*Estratto del documento*:

Alla ricerca del candore e della purezza l’ambiente si riveste di un strato continuo di bianco, dove i volumi si confondono, i diversi elementi diventano un continuum biancolatte, vuoti e pieni perdono i contorni e lo spazio irradia una luminosità estrema. Questo è il risultato di un arredamento in total white, dove le pareti sono rigorosamente tinteggiate di bianco, come anche tutti i mobili ed i complementi d’arredo, per un effetto finale che evoca atmosfere paradisiache o ambientazioni futuristiche.

*Materiale fornito*:

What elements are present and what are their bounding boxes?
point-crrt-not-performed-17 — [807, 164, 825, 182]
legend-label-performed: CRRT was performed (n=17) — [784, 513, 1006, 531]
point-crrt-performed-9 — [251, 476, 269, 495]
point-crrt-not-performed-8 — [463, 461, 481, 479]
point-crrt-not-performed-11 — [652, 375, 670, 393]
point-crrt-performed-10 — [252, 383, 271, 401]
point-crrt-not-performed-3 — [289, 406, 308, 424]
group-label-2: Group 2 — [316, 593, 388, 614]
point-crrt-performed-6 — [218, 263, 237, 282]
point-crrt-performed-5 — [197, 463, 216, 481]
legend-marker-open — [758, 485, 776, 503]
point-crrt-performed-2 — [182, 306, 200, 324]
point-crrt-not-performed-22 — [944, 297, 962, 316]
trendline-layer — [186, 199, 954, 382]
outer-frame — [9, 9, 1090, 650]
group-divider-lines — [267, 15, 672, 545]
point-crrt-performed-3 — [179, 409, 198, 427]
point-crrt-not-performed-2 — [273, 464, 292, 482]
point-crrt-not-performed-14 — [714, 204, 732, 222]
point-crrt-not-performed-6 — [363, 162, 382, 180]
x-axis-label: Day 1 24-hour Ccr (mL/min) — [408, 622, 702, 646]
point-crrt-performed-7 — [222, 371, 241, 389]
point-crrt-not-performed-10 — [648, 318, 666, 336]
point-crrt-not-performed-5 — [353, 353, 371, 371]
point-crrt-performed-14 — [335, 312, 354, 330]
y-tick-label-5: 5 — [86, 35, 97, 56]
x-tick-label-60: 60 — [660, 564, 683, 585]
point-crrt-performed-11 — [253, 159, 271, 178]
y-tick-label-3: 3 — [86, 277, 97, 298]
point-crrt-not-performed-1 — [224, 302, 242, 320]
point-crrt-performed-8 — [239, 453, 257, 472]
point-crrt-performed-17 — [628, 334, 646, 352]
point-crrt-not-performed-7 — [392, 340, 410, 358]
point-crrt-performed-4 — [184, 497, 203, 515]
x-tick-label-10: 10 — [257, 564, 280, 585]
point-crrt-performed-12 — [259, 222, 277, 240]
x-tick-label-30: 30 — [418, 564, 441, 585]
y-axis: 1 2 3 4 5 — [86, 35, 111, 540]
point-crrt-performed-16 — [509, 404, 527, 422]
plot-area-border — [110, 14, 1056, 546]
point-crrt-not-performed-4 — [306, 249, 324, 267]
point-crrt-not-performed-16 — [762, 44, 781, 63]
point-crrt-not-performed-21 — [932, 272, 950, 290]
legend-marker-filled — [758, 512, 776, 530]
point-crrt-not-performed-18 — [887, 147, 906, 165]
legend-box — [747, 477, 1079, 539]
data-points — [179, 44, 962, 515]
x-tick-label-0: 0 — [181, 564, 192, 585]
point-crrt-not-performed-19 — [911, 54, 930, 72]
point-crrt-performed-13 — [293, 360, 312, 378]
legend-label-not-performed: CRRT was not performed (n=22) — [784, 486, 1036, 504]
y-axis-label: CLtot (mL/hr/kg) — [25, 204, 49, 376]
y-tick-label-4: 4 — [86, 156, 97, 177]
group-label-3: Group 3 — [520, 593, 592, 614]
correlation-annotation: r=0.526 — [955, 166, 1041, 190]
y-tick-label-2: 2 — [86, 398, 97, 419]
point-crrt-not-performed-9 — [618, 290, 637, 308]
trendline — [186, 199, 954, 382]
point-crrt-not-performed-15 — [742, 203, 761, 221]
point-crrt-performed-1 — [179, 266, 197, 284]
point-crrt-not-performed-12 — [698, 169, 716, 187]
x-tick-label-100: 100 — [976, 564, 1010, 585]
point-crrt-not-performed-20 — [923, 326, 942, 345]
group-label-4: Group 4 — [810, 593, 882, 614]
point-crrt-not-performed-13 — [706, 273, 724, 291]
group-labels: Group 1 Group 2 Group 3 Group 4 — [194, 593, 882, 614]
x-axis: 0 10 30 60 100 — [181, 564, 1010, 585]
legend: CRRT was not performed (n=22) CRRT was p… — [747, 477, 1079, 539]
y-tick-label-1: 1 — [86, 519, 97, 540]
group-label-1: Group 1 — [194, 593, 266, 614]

*Da fare*:
Rispondi a queste domande sul testo sull'arredamento in total white:
1. In che cosa diventano i diversi elementi dell'ambiente?
2. Come sono tinteggiate le pareti?
3. Che cosa evoca l'effetto finale?

*Risposta*:
1. Un continuum biancolatte.
2. Rigorosamente di bianco.
3. Atmosfere paradisiache o ambientazioni futuristiche.